> _YOUR TASK_
Identify the lines that include the word "name", then copy all of them.

[Part of a data file]
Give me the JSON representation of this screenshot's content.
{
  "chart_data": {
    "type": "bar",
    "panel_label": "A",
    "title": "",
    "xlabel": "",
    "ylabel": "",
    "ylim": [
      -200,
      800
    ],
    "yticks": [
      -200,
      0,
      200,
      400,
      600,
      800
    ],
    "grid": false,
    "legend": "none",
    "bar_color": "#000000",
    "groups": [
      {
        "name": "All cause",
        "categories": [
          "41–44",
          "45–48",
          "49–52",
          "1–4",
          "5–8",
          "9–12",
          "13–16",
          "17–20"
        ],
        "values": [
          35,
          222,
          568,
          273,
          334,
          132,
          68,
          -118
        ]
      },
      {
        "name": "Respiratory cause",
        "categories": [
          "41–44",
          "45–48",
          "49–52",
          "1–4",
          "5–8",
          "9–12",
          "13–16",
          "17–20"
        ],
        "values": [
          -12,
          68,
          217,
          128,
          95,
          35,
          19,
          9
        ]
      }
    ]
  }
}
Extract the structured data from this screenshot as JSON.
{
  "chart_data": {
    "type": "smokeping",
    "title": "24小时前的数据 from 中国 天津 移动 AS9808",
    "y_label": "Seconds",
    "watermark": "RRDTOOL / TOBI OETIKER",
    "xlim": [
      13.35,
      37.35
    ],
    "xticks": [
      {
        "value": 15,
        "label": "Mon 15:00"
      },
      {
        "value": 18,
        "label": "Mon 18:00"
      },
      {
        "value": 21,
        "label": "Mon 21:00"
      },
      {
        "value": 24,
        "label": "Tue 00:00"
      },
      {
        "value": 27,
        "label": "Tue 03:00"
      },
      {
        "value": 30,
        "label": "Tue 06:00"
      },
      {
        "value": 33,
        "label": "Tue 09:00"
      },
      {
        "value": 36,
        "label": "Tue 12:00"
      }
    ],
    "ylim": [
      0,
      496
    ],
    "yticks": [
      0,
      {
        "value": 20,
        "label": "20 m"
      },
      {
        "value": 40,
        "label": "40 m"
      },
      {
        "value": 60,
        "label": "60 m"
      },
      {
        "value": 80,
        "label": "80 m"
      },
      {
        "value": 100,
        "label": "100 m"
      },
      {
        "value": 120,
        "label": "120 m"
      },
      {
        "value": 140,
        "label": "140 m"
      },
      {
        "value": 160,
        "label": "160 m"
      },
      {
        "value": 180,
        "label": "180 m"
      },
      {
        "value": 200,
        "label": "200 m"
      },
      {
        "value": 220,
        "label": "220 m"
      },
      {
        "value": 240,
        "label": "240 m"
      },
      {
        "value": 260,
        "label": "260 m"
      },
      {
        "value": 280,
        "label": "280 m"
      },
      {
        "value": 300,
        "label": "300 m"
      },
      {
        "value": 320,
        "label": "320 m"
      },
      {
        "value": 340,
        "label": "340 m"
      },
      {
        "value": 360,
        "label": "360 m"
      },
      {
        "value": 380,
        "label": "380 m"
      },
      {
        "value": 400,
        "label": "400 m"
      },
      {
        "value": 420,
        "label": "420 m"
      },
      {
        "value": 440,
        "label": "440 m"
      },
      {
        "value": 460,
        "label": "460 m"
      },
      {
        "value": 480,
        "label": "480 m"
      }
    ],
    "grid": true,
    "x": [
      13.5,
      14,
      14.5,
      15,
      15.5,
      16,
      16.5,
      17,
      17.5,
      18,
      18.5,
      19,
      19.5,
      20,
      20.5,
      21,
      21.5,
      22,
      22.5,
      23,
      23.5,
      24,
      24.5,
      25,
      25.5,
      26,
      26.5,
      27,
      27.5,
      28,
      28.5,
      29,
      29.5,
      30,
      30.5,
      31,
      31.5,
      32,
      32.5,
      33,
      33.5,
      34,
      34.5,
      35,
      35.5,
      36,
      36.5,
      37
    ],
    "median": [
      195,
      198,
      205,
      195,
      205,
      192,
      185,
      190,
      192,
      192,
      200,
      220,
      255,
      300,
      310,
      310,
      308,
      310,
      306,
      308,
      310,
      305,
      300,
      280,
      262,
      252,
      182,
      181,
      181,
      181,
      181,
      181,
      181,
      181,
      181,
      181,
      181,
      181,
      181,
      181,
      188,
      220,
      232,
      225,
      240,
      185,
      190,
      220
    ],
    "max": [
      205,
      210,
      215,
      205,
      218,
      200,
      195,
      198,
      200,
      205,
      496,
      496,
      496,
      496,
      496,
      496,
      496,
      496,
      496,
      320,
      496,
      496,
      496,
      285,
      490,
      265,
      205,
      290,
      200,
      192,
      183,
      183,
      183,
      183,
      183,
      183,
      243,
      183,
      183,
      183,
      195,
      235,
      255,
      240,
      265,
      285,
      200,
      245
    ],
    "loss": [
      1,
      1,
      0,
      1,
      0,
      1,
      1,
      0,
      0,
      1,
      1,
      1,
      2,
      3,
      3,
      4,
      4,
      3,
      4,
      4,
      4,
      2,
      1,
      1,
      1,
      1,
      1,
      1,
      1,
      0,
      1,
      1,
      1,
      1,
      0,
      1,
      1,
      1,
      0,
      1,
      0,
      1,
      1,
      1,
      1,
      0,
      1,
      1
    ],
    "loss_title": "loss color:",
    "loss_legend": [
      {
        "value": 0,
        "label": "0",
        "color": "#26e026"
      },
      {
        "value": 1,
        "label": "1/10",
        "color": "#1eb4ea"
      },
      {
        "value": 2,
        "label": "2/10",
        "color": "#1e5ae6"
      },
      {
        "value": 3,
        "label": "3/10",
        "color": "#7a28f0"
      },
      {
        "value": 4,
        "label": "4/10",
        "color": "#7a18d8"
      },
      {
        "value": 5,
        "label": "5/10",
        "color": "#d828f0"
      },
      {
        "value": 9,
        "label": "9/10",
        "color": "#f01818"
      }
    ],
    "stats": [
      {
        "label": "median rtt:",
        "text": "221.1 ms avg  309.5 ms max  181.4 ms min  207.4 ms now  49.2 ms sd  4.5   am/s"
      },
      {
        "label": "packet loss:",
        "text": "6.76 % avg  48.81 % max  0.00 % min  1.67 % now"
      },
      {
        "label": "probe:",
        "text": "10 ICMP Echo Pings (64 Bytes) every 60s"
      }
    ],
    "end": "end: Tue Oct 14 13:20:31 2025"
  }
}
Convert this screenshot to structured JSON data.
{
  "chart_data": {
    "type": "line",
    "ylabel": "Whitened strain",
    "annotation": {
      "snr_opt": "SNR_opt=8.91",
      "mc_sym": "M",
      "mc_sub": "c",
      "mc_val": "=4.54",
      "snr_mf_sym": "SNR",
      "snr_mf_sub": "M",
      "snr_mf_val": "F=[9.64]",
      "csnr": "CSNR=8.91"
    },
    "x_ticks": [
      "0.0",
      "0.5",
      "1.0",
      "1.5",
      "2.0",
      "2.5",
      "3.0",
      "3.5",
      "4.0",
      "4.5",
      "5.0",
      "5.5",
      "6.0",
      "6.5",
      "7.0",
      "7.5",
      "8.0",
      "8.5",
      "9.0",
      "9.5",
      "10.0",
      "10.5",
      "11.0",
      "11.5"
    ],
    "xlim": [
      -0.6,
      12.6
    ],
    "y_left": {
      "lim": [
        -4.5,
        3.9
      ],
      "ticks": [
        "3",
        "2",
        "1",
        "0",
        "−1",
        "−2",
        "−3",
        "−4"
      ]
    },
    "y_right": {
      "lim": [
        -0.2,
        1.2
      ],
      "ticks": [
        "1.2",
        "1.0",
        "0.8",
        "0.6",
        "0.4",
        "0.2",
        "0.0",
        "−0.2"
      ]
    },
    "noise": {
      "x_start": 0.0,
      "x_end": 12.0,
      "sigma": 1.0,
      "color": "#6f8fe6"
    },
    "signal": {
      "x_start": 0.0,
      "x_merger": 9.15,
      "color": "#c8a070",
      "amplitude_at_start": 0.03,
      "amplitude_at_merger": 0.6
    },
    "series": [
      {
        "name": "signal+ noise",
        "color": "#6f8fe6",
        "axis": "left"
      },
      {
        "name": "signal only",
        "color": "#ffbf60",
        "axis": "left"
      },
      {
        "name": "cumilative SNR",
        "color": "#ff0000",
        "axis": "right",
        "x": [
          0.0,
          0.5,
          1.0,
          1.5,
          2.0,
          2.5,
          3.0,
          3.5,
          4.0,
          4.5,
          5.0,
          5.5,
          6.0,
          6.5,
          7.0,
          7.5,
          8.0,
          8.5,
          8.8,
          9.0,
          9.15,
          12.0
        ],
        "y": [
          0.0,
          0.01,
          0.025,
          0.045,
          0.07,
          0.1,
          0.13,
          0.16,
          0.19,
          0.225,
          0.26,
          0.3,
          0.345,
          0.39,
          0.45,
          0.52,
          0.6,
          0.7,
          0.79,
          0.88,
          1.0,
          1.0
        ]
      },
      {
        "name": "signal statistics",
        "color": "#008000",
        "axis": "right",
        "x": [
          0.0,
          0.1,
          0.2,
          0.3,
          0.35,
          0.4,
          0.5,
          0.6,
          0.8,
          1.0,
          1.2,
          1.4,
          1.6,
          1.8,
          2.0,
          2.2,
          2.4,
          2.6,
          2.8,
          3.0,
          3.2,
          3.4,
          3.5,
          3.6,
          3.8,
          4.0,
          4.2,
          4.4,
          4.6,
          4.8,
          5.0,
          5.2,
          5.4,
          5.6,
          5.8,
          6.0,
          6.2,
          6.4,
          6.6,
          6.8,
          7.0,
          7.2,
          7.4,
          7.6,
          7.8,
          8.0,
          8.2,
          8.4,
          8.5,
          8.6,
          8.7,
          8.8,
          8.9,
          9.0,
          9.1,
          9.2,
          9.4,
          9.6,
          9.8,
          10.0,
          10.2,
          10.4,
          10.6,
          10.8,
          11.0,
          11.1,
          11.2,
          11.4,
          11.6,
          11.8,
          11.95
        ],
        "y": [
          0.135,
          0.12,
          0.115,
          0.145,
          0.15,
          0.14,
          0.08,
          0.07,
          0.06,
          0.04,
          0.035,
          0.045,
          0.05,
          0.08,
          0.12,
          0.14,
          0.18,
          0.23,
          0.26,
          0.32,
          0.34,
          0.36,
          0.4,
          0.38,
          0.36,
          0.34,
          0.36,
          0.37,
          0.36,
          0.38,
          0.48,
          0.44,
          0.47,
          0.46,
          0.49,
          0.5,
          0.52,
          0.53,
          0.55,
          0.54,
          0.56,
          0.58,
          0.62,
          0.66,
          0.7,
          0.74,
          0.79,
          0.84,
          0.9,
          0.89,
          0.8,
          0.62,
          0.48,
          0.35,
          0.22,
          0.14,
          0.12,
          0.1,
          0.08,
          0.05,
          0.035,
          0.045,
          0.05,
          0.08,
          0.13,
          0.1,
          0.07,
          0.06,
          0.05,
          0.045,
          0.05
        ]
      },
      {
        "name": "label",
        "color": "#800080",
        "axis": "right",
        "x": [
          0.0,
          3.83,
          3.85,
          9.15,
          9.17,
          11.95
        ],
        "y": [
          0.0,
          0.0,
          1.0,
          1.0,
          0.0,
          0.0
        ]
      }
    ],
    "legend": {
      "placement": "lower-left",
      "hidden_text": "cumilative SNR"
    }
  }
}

> _TASK RESPONSE_
        "name": "All cause",
        "name": "Respiratory cause",
        "name": "signal+ noise",
        "name": "signal only",
        "name": "cumilative SNR",
        "name": "signal statistics",
        "name": "label",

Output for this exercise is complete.